Seitenauszug ->
Studie einer Hauswand, erste Hälfte 17. Jh.?

Jan Asselijn, Zeichner, Kopie?

Studie einer Hauswand, erste Hälfte 17. Jh.?

Die Zeichnung lag unter den anonymen Niederländern als „Art des Thomas Wyck“, bevor sie 1989 von Steland Asselijn zugewiesen wurde. Als stilistische Anhaltspunkte dienten einige Skizzenbuchblätter in London, darunter die im Motiv verwandte „Rückansicht eines Hauses“.(Anm.1)
Allerdings wirkt unser Blatt neben diesen Arbeiten auffallend blass mit seinen zarten Konturlinien und der stellenweise nur angedeuteten Schattierung.

Gestellte Aufgabe 1 ->
Gib aus den Datensätzen die Zeilen unverändert wieder, beginnend mit der Zeile, die „106, 723, 120]“ enthält, und endend mit der Zeile, die „53, 673, 77]“ enthält, beide eingeschlossen.
Der Seitenauszug und die Datensätze stammen aus voneinander unabhängigen Quellen.

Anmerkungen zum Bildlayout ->
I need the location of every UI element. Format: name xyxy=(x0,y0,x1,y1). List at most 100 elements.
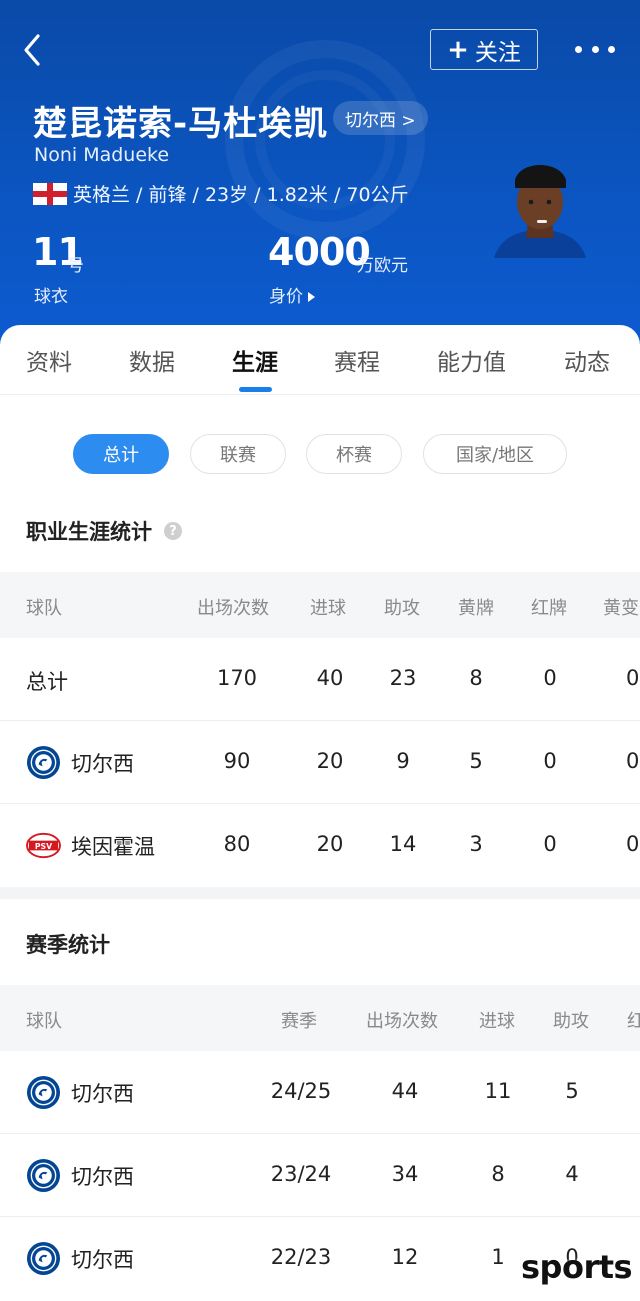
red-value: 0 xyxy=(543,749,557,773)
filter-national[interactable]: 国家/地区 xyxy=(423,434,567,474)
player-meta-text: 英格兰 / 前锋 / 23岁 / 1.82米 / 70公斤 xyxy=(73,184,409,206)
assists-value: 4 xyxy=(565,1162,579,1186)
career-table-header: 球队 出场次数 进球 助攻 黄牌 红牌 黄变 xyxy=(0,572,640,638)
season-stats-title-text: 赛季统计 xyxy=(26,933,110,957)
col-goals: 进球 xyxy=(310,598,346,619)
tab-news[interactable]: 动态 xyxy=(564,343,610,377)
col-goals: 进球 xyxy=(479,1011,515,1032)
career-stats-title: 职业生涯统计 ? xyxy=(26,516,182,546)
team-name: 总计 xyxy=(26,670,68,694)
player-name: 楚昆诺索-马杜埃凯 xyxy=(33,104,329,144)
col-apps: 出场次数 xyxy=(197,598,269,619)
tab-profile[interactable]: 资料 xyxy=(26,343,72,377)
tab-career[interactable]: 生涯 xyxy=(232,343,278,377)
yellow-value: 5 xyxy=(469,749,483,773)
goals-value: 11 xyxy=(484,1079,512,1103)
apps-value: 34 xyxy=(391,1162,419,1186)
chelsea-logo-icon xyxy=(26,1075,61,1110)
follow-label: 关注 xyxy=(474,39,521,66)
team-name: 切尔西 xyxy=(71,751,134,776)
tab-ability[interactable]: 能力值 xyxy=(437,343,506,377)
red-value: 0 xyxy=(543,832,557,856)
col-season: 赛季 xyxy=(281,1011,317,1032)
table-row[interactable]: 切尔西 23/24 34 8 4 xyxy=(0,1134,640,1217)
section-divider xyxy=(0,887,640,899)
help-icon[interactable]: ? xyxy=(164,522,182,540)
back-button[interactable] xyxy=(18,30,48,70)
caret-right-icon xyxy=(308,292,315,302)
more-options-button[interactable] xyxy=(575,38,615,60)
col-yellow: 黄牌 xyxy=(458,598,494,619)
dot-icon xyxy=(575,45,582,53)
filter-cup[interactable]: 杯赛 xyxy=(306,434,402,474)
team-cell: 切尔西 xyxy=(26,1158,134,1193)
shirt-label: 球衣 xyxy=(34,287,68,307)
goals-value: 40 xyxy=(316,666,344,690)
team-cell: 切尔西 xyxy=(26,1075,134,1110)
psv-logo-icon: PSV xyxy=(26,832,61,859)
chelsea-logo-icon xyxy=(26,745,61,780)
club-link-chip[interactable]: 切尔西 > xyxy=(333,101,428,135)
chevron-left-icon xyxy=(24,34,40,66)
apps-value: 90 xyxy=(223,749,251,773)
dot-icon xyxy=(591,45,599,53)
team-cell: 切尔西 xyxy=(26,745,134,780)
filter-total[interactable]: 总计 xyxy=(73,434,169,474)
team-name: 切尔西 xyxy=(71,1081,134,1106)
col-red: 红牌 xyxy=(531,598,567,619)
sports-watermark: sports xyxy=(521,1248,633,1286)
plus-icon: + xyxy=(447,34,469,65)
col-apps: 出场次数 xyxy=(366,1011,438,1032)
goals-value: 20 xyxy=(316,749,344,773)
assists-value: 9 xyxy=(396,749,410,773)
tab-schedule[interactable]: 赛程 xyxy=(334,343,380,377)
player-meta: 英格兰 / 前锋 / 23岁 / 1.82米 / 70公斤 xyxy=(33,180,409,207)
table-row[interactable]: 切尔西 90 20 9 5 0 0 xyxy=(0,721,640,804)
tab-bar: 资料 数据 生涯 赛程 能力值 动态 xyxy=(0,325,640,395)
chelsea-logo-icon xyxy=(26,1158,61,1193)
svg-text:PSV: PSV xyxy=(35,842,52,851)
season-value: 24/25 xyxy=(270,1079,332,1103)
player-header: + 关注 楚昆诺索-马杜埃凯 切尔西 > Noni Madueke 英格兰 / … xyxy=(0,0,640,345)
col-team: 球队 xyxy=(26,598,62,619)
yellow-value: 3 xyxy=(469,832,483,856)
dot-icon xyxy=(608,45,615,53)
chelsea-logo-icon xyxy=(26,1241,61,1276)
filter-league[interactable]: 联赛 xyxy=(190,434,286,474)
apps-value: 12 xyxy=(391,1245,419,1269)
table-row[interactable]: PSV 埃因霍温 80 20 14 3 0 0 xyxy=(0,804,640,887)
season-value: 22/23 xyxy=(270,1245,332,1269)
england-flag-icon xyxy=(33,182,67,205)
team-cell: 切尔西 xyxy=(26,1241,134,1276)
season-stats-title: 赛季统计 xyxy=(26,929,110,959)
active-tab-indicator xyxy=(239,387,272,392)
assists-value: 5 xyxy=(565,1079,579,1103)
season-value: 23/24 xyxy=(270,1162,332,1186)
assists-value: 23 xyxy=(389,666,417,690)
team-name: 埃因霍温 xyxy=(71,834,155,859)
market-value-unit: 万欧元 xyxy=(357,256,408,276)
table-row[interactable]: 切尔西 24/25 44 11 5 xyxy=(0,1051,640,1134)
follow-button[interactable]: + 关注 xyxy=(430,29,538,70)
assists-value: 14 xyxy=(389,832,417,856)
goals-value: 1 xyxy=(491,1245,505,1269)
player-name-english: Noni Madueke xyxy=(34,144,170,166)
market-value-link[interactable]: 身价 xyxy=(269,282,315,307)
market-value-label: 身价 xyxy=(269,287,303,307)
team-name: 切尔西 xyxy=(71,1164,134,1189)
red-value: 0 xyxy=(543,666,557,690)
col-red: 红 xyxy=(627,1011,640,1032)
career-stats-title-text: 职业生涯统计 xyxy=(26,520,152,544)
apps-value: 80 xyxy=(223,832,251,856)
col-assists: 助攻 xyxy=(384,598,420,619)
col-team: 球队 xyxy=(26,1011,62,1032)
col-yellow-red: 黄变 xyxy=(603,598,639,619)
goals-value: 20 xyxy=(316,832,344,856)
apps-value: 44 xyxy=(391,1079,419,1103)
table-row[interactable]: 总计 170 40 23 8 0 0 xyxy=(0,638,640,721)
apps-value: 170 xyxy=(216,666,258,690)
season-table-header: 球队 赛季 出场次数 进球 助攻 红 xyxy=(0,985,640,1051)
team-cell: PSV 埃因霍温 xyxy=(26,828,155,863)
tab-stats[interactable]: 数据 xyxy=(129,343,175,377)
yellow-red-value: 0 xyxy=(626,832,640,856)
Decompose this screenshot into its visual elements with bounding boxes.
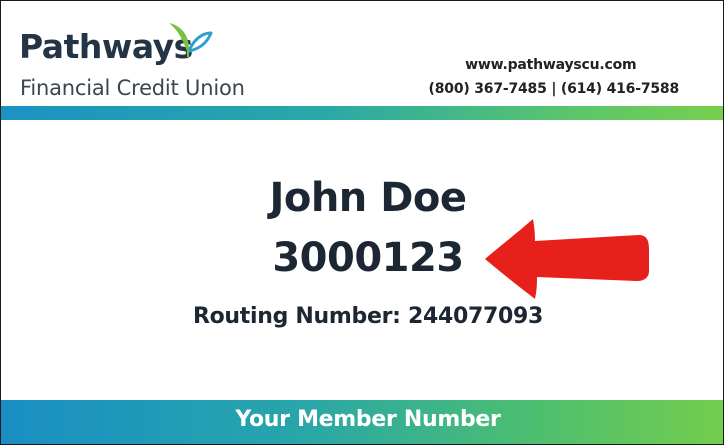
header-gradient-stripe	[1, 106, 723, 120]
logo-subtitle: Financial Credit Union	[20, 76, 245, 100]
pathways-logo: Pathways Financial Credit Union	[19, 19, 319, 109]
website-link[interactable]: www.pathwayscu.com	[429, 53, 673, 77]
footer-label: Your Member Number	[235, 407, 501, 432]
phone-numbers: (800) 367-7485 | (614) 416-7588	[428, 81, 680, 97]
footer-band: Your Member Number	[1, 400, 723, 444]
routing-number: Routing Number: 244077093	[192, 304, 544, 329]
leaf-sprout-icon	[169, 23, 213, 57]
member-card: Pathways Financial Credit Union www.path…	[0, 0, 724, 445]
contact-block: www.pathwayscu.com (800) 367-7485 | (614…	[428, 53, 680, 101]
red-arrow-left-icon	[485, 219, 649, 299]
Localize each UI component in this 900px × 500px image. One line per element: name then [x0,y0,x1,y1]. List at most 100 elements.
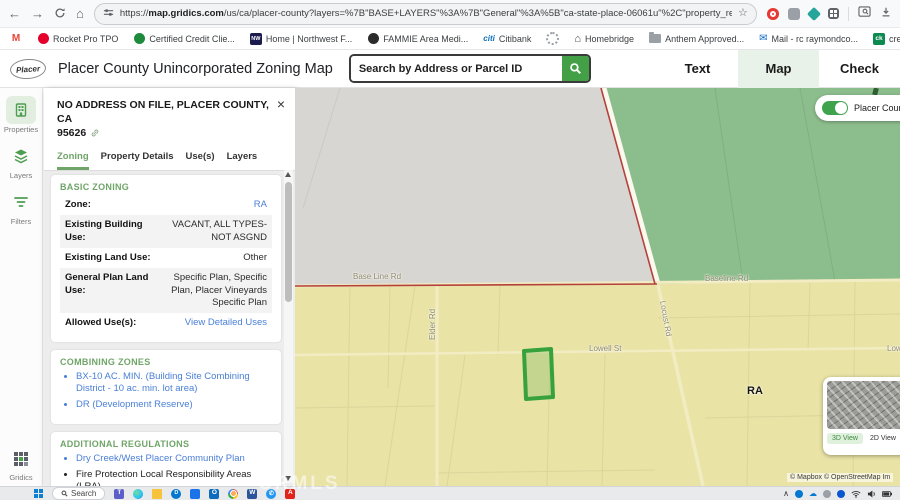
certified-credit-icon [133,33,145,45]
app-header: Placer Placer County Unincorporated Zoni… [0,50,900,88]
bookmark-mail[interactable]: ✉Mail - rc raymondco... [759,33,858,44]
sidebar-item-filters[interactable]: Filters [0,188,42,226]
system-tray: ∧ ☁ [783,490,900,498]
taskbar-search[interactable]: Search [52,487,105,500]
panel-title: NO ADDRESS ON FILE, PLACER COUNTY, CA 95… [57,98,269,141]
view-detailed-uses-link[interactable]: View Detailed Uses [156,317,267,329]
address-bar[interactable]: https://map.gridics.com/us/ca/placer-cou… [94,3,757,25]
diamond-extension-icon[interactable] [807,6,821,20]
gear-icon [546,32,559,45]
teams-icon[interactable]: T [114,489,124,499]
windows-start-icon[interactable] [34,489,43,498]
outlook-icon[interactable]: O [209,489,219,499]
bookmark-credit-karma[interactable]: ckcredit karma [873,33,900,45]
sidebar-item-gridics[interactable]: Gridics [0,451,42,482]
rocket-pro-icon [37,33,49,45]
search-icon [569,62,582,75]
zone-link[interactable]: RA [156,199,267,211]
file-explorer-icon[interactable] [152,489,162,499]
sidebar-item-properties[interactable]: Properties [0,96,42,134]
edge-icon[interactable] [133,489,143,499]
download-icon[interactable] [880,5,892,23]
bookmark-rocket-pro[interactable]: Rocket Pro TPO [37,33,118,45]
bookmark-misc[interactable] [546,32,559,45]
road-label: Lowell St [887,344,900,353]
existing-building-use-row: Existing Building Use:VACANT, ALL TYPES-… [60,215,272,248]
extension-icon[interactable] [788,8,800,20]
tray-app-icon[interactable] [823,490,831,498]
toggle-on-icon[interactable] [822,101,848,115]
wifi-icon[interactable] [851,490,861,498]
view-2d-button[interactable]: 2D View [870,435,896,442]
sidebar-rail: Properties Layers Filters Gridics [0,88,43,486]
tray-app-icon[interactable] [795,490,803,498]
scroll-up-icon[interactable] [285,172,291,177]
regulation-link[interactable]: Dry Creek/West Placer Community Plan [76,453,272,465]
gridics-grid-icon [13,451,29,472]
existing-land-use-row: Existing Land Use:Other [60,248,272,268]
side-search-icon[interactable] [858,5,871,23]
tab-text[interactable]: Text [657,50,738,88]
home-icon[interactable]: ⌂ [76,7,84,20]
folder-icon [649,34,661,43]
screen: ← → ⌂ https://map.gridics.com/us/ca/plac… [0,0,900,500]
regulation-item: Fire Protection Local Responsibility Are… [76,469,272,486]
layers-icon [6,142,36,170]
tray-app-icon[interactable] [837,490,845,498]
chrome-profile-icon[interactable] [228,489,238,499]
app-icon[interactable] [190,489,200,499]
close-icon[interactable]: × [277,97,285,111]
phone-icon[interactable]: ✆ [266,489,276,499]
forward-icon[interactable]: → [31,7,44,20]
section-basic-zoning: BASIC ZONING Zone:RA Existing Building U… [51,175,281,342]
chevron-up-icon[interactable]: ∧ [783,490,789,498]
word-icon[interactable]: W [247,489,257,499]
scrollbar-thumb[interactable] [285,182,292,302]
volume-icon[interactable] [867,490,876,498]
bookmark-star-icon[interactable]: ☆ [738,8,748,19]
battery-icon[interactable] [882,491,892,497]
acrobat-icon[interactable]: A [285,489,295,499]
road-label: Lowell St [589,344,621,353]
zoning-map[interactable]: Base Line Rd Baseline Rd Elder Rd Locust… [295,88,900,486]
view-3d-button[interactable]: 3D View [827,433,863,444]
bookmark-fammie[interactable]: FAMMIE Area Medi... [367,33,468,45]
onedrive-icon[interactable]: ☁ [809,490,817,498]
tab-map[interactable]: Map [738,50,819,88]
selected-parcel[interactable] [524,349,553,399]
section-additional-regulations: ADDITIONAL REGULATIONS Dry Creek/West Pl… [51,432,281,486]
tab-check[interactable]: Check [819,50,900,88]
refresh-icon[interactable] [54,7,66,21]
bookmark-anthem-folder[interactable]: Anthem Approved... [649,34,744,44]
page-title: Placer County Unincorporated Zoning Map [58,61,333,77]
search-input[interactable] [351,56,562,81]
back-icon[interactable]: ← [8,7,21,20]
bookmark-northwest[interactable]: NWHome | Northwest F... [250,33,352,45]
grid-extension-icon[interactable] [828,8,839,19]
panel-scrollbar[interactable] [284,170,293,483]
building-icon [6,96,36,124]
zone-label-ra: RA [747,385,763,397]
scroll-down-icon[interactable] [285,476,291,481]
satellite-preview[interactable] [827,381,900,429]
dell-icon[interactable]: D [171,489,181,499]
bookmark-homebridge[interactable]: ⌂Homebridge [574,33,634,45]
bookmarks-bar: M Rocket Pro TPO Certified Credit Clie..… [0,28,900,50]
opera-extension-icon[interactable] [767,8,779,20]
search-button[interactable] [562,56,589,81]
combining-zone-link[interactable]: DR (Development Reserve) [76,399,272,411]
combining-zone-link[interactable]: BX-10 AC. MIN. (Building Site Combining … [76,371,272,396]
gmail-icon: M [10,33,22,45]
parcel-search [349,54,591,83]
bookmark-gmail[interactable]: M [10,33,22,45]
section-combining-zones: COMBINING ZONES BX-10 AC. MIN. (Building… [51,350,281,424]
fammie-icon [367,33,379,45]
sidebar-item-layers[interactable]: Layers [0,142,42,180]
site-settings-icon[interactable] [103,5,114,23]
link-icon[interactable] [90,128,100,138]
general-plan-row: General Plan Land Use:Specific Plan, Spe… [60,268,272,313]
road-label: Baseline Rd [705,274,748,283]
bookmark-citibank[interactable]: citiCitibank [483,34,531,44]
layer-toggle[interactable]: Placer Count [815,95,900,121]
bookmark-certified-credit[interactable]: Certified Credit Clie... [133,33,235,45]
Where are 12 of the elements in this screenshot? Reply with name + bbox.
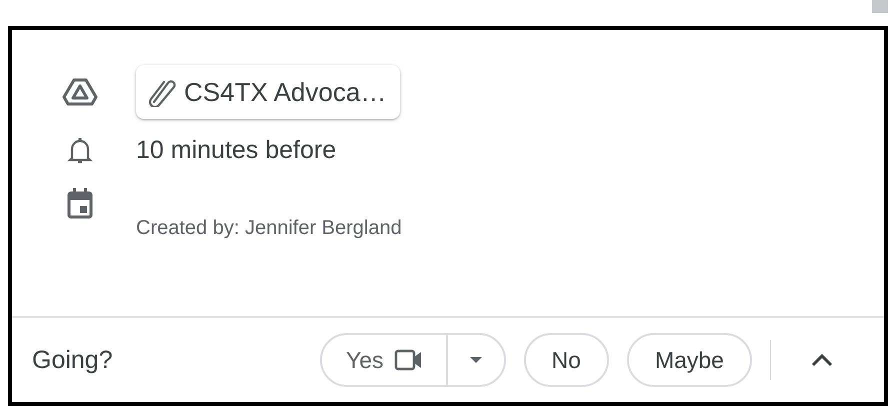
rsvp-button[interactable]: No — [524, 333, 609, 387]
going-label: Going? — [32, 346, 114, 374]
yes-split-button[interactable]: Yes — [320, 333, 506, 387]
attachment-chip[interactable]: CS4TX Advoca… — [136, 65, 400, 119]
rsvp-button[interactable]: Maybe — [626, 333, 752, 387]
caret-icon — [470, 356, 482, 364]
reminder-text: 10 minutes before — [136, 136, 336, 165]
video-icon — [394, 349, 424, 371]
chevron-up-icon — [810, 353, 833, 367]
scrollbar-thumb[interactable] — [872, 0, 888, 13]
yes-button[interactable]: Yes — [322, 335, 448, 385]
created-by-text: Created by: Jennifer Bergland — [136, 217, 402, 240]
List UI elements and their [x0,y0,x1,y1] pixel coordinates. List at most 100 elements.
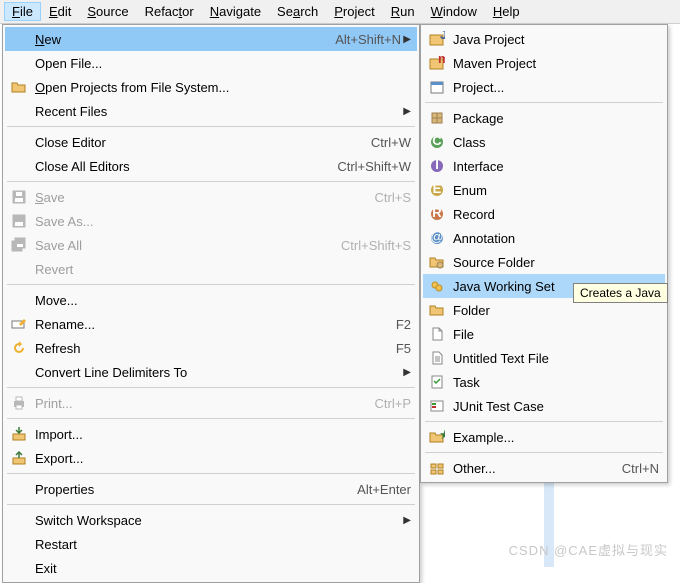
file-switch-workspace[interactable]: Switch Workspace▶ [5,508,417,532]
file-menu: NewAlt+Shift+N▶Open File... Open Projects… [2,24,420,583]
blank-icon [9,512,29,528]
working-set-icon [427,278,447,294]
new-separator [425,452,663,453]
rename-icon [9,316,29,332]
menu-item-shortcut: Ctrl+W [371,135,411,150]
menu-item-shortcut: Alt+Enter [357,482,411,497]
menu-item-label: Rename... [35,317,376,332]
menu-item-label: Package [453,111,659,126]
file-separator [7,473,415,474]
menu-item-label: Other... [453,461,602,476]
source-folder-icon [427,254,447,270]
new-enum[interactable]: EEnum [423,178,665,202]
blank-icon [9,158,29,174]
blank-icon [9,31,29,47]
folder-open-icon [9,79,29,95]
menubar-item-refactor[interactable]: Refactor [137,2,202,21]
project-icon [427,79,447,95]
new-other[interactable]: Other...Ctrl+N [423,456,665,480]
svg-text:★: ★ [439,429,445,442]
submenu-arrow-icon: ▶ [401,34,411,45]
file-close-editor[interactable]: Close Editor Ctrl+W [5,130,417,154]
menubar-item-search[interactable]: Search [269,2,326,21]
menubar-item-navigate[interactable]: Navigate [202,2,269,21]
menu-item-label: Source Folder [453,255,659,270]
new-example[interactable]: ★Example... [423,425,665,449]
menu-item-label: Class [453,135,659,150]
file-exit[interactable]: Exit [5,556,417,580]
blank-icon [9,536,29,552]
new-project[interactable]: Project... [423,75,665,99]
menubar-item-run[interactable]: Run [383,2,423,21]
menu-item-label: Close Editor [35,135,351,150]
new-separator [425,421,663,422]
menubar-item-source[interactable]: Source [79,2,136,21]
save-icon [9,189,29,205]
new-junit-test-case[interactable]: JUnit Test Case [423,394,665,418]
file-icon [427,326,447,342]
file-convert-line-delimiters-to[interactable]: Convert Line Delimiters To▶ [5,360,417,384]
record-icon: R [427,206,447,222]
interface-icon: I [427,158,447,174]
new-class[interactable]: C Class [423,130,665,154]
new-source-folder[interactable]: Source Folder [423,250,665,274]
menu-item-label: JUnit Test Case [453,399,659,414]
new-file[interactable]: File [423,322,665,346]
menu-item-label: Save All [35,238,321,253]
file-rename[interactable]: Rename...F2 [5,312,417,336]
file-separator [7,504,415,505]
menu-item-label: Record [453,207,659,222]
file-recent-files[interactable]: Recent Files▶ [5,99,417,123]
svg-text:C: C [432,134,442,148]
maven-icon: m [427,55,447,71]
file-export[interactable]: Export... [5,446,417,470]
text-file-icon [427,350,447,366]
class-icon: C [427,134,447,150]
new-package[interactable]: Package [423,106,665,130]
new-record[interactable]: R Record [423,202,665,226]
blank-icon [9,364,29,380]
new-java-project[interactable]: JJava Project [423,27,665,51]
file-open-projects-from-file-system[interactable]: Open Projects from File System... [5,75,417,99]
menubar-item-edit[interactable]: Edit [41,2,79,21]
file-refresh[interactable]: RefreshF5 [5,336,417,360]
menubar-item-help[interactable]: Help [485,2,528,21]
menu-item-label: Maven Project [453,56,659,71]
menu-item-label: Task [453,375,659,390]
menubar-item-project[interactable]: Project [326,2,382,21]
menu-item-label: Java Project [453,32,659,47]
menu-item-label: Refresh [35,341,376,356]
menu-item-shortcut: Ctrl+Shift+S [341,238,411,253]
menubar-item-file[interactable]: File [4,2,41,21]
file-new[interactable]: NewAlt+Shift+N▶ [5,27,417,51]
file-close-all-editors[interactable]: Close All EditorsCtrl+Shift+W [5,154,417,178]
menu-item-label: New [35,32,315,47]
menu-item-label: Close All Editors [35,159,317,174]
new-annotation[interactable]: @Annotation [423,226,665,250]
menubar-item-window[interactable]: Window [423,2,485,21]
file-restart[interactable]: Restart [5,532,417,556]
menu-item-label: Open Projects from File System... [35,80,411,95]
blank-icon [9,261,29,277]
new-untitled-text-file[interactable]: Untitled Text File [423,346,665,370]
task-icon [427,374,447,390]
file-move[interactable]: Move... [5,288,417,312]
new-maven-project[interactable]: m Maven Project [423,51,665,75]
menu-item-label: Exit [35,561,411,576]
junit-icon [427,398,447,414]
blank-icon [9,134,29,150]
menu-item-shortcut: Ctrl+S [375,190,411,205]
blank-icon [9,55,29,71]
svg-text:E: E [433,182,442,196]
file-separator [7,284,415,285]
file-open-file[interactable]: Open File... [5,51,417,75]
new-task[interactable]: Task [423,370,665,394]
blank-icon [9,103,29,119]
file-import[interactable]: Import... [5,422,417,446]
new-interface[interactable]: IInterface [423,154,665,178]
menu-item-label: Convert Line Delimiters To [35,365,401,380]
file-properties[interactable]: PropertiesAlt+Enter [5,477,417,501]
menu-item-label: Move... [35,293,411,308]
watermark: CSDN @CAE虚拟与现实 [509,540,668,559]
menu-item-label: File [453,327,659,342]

Gestellte Aufgabe 2 ->
Prüfe anhand des Seitenauszugs, ob die folgenden Aussagen zutreffen, und antworte jeweils mit Ja oder Nein samt den entscheidenden Worten als wörtlichem Zitat: (a) Die Zeichnung wurde 1989 Asselijn zugewiesen. (b) Die Zeichnung lag zuvor unter den anonymen Flamen. (c) Neben den Londoner Arbeiten wirkt das Blatt besonders kräftig.

Lösung der Aufgabe 1 ->
header-gradient-stripe	[1, 106, 723, 120]
logo-subtitle: Financial Credit Union	[20, 76, 245, 100]
pathways-logo: Pathways Financial Credit Union	[19, 19, 319, 109]
website-link[interactable]: www.pathwayscu.com	[429, 53, 673, 77]

Lösung der Aufgabe 2 ->
(a) Ja: „bevor sie 1989 von Steland Asselijn zugewiesen wurde“
(b) Nein: „Die Zeichnung lag unter den anonymen Niederländern“
(c) Nein: „wirkt unser Blatt neben diesen Arbeiten auffallend blass“